#### Wybrany fragment
★ ★ ★ ★ ★

Granica z Turcja, zaczyna się dwiema budkami, gdy podjeżdżam do trzeciej, tam dziewczyna mówi ze Turcja three procedures, i że muszę wrócić do budynku. Tam więcej okienek, duży pusty hol i tylko jeden petent, ja. Idę do jednego okienka, wysłał mnie do innego, tam odsyła mnie znowu do innego, a w tym czasie wsypuje się cały autokar ludzi, którzy dobrze wiedza do którego okienka najpierw, kolejka do drzwi, ja zostaje z ręką w nocniku. Mija czas, ruszam ja. Pierwsze okienko i odesłanie do innego, wiza najpierw. Chcą 15 euro, poprzednim razem było 10 i tylko tyle mam, pytam się o bankomat, ale gdzie tam. Trzeba by nie wiem ile jechać, urzędnik jednak widzi, ze mam dychę i mówi, ze dycha ok, no to świetnie. Za chwile jestem przy okienku dotyczącym rejestracji pojazdu, dziewczyna ogląda dowód i pada pytanie o zielona kartę... o ja rozpuszczony obywatel zjednoczonej europy, zapomniałem o formalnościach! Wyciągam wszystkie trzy papierki od ubezpieczenia i podaje je z miną pewną, dziewczyna, że nie, nie, green card i pokazuje mi nawet jedną. Ja że nie, nie, to jest na cały świat. Pooglądała i pełna wątpliwości poszukała jakiś numerek który wbiła gdzieś tam. Pojazd został dopuszczony do ruchu w Turcji, uff.

★ ★ ★ ★ ★

#### Części ćwiczenia
1. Odpowiedz na pytania do relacji z granicy z Turcją, każdą odpowiedź w osobnym wierszu, oznaczoną tak jak pytanie:
(a) Ile euro zażądano za wizę?
(b) O jaki dokument zapytała dziewczyna w okienku dotyczącym rejestracji pojazdu?
(c) Ile papierków od ubezpieczenia podano w tym okienku?
2. Podejmij relację z granicy z Turcją i pisz ją dalej od miejsca, w którym się kończy.

★ ★ ★ ★ ★

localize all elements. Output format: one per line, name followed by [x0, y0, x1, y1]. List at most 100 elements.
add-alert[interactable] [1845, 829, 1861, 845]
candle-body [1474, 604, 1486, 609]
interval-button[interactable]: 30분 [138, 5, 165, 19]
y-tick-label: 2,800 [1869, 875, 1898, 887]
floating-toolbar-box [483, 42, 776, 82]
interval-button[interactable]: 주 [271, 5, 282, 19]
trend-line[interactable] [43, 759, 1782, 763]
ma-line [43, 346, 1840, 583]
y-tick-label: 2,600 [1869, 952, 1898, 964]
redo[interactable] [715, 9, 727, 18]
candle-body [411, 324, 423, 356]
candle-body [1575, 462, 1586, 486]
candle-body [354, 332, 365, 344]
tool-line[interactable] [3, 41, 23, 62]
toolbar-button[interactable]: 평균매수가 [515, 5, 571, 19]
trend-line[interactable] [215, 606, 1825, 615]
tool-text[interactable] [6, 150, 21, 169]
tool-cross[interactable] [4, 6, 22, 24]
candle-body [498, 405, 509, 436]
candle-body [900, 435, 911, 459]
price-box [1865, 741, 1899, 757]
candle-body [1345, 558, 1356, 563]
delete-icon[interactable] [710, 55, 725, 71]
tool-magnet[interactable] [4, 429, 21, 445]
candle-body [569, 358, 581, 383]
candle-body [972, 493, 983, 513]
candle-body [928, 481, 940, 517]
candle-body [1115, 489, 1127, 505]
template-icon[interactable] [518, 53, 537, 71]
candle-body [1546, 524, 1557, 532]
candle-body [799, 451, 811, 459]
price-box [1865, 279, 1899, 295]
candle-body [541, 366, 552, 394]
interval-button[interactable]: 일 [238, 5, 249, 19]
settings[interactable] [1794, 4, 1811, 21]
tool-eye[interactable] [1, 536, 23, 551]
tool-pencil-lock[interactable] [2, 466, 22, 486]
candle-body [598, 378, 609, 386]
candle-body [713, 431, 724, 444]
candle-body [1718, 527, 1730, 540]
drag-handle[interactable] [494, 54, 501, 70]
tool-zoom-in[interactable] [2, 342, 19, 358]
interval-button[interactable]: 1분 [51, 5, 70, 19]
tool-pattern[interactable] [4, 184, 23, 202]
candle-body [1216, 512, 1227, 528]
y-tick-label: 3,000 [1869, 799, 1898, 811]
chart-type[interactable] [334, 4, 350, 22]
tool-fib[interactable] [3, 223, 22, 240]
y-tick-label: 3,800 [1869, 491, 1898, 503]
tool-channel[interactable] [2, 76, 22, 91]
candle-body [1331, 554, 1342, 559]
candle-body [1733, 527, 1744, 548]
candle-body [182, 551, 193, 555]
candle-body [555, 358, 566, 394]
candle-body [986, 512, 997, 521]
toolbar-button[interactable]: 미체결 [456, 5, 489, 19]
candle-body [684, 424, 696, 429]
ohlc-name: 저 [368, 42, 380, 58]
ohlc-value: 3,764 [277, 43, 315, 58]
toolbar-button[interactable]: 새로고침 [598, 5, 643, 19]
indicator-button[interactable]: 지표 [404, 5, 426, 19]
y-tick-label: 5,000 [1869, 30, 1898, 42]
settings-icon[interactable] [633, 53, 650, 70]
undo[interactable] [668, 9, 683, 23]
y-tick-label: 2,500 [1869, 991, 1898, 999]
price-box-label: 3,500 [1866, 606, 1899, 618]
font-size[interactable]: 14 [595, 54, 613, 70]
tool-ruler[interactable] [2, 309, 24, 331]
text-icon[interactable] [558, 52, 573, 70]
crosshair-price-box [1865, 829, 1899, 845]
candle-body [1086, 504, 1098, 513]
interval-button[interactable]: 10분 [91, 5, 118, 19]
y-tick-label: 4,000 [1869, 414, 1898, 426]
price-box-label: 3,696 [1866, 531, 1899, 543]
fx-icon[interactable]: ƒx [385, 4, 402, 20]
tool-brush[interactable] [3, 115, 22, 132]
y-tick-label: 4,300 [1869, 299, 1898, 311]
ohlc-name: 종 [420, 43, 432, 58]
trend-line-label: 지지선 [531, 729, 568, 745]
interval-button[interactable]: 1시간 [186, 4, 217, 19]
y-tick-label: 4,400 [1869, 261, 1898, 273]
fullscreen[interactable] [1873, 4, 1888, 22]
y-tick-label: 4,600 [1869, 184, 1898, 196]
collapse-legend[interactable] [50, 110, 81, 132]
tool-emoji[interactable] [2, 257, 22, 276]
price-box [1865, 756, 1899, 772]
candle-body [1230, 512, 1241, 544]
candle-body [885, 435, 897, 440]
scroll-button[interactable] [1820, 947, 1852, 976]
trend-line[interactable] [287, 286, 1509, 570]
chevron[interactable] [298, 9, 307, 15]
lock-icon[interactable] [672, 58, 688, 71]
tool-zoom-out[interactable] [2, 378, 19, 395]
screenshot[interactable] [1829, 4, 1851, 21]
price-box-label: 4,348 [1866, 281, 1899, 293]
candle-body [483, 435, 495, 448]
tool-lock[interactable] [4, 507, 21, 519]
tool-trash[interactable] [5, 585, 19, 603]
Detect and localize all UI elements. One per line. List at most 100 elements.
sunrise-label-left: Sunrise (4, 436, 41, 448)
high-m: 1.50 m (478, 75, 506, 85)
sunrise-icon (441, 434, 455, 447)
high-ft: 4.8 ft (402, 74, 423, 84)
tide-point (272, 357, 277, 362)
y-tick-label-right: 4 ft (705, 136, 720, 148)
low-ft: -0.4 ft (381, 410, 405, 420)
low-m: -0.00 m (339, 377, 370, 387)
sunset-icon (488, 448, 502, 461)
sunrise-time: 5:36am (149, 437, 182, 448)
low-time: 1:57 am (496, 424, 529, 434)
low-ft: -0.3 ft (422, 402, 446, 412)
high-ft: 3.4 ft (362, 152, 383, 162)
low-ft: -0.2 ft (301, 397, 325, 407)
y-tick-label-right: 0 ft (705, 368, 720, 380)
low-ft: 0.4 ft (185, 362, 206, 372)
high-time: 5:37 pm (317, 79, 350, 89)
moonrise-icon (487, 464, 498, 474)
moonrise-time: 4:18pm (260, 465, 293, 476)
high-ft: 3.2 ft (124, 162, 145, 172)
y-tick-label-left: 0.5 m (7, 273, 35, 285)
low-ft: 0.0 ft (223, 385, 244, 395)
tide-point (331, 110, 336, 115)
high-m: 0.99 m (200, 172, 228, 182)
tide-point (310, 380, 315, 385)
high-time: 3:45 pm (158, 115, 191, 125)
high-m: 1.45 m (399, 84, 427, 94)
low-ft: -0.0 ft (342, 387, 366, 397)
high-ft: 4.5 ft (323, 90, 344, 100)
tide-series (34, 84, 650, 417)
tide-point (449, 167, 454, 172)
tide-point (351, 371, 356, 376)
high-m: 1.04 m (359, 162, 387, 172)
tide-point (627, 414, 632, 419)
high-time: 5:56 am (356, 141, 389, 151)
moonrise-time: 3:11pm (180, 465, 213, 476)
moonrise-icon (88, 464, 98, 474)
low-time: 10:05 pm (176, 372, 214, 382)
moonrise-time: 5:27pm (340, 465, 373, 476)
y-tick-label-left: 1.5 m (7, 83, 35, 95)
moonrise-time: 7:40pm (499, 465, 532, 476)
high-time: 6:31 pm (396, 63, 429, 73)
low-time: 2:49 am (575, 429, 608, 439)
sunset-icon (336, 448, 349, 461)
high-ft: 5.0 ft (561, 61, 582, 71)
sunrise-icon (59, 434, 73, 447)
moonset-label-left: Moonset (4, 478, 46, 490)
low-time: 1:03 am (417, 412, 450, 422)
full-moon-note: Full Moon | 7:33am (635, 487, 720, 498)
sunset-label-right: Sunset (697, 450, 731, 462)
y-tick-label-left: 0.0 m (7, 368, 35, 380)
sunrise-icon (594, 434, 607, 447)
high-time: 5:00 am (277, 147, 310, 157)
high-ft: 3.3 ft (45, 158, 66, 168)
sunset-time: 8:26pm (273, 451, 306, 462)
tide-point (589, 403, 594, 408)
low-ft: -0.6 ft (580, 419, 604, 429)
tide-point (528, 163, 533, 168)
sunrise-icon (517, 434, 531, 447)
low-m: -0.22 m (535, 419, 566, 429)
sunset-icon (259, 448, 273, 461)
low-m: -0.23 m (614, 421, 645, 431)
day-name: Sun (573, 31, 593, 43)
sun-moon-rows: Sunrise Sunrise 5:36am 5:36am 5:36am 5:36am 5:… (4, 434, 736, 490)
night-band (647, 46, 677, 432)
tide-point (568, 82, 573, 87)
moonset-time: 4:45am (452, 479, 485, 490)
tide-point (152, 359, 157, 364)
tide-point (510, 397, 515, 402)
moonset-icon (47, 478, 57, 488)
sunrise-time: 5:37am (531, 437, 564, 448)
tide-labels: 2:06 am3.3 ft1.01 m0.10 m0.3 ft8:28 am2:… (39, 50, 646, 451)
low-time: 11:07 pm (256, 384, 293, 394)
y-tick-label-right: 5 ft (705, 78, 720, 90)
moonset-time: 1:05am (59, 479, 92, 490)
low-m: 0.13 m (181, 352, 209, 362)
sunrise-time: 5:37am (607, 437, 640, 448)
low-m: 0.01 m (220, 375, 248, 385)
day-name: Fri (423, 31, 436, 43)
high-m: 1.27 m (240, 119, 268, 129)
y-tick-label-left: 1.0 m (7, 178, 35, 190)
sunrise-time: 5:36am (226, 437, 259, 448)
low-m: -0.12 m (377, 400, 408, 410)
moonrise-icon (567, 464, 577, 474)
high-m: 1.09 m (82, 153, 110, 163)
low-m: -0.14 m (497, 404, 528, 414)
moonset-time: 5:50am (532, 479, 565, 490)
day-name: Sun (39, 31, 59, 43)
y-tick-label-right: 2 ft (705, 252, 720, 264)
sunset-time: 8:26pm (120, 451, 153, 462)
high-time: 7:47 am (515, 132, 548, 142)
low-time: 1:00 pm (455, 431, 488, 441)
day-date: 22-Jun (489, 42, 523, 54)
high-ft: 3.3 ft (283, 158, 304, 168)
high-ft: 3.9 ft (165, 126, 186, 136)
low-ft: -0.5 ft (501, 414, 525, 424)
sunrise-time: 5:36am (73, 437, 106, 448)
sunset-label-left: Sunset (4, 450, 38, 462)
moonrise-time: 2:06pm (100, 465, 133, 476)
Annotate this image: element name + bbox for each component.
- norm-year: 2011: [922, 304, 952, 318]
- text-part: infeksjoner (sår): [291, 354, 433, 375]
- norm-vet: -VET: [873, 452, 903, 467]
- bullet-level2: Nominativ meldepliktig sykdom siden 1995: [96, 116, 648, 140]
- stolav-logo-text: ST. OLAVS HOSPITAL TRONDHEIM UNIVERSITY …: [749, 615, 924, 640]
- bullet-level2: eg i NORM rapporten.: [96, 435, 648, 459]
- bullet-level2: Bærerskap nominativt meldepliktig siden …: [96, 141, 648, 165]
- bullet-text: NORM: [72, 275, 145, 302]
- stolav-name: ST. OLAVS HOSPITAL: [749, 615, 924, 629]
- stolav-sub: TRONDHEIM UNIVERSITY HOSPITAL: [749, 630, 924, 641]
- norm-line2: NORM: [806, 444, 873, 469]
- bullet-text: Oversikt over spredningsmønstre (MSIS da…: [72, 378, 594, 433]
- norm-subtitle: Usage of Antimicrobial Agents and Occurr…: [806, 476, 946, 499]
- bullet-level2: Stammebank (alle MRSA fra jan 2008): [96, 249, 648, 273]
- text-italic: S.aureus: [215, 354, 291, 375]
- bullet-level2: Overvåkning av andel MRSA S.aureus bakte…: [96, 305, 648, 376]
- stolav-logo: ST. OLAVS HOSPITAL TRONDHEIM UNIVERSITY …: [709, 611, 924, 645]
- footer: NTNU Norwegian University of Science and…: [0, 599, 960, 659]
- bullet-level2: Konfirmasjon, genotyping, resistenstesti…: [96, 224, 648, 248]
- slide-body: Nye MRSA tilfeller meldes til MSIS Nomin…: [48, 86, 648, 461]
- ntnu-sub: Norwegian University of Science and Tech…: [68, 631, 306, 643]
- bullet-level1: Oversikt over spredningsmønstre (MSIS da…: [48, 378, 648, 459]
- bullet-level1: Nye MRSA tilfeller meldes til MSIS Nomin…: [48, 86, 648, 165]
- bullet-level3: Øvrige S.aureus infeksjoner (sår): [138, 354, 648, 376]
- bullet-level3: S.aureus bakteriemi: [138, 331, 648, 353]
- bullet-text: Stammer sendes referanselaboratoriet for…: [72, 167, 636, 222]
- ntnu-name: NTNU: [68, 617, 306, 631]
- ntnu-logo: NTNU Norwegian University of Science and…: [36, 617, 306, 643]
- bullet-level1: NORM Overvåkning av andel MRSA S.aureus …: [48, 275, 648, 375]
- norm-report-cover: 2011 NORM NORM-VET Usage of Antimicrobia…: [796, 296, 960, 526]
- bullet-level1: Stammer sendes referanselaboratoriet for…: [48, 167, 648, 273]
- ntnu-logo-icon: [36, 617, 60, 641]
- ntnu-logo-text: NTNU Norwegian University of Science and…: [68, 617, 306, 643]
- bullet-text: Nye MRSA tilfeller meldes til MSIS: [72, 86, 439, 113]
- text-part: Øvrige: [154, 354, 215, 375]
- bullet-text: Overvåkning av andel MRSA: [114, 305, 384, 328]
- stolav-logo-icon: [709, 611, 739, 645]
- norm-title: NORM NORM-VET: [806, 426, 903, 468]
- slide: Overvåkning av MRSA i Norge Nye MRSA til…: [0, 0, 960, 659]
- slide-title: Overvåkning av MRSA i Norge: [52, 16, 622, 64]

★ ★ ★ ★ ★

#### Oczekiwane odpowiedzi
1.
(a) 15 euro.
(b) O zieloną kartę.
(c) Trzy.

2.
Wjechałem.
Piękna droga, kreta, szeroka , nawierzchnia super, po Rumuni i Bułgarii, naprawdę duża zmiana. Nocleg nic cieplejszy jednak nie jest, namiot zamarznięty w środku od razu wieczorem, w cieplejszych miejscach wieczorem był mokrawy, a zamarznięty dopiero rano. Zamarzanie nie jest złe, bo można większość wydychanej wody w postaci szronu wytrzepać. Jadę dalej na Istambuł i wkrótce nie daje się uniknąć autostrady. Przy bramce żadnego kasjera, widać że coś trzeba, jakiś Turek pokazuje mi nawet że kartę trzeba przyłożyć, ja pokazuje że nie mam, on pokazuje że mam jechać, nie jest żadnym urzędnikiem, przypadkowy człowiek. Jadę i od razu żałuje, no przecież wiadomo ze gdzieś z tego trzeba wyjechać. Wyjazd jest w Istambule, szeroki na chyba 15 bramek, część automatyczna, część manualna. Miedzy manualnymi jedna automatyczna, do niej się kieruje, przed nią stoi auto i jest jakiś ruch. Przejeżdżam powoli, za bramkami policja, na takich jak ja czeka. Bramka zawyła, odwracam się pytająco do człowieka przy samochodzie, on że nic, no to jadę dalej, policja nie reaguje, udało się, znowu, coś za pochopnie szczęście zużywam.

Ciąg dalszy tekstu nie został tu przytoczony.